EXERCISE BRIEF >> Only the lines holding the string "color" are needed. Copy each one.

(Records that describe figures)
--
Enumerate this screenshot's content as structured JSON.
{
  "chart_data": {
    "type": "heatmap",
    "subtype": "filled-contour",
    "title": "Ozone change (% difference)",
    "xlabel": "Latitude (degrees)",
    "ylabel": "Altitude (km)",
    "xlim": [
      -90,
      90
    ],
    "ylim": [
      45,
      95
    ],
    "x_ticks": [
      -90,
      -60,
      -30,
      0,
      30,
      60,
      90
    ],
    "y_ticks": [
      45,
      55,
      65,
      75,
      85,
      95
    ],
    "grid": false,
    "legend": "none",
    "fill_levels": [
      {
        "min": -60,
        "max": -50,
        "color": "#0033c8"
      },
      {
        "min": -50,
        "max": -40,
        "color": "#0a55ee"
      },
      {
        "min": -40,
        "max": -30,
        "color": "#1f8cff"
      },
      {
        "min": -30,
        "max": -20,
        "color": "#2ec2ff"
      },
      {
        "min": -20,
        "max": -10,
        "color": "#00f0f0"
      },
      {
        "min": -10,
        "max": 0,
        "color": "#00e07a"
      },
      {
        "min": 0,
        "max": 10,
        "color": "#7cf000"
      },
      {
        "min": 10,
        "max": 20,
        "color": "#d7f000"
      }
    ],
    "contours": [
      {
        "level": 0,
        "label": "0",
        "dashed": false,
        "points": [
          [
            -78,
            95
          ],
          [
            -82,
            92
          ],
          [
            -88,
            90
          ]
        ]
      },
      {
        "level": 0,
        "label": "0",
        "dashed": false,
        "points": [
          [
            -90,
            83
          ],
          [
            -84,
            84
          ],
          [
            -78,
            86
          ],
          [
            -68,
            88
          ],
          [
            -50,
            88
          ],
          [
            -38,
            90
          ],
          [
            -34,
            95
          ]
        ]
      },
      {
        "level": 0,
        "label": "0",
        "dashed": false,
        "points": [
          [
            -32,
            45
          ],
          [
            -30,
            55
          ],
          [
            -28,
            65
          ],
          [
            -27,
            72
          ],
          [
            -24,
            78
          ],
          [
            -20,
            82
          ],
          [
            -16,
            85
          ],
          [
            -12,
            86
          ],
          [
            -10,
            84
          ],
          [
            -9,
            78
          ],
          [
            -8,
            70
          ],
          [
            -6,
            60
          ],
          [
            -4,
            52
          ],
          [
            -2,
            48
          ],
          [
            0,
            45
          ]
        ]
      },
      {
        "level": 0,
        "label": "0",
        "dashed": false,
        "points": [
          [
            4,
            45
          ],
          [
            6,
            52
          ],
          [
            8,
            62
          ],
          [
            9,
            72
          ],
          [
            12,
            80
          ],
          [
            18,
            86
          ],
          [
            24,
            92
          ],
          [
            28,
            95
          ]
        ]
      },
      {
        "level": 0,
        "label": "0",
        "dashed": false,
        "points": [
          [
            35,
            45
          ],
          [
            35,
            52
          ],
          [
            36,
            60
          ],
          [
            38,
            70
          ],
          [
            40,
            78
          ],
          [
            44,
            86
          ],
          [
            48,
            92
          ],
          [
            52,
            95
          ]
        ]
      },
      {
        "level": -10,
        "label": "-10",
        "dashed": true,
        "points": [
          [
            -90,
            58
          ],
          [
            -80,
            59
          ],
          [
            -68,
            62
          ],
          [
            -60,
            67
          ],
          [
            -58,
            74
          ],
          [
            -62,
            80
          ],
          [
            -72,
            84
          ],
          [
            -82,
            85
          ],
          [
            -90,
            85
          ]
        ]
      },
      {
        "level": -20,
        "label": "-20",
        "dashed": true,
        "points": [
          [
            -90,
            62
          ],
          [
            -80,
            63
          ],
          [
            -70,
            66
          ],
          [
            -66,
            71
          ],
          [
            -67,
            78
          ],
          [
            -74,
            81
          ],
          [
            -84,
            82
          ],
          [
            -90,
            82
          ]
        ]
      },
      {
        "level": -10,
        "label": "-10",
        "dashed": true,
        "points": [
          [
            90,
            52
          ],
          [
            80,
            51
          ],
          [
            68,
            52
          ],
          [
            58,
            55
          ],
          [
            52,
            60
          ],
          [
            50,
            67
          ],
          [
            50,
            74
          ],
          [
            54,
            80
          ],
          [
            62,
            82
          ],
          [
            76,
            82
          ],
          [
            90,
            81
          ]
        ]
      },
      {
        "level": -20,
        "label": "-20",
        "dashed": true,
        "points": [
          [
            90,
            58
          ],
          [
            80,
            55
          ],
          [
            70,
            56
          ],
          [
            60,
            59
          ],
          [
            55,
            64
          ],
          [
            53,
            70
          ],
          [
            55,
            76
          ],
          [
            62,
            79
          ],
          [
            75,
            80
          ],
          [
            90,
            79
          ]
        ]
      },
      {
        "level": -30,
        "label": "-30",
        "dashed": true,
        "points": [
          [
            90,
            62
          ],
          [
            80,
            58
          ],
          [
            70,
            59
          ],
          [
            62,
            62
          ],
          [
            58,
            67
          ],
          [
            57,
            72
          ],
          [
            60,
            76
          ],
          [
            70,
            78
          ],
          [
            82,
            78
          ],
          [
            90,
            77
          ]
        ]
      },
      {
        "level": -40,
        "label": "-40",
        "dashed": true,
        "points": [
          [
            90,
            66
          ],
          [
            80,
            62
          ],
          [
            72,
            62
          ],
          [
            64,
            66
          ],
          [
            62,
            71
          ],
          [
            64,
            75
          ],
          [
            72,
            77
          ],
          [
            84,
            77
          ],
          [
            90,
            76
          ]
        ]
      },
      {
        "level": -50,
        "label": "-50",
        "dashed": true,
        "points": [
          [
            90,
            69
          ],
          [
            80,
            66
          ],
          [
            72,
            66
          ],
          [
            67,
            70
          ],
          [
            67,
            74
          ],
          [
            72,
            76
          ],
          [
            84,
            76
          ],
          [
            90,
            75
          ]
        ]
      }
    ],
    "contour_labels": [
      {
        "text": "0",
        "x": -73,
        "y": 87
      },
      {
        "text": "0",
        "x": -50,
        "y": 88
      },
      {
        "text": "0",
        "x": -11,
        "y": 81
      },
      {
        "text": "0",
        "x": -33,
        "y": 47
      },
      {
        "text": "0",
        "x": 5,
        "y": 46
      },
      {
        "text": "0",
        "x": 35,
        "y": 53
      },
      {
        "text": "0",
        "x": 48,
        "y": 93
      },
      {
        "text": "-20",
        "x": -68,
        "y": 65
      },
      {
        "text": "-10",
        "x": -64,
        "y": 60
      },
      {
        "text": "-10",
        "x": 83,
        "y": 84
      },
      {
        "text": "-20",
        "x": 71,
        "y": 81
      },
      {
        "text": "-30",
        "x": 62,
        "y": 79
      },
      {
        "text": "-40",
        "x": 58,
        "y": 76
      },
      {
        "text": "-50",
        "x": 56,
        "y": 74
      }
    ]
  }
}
--
SOLUTION TO THE EXERCISE >>
        "color": "#0033c8"
        "color": "#0a55ee"
        "color": "#1f8cff"
        "color": "#2ec2ff"
        "color": "#00f0f0"
        "color": "#00e07a"
        "color": "#7cf000"
        "color": "#d7f000"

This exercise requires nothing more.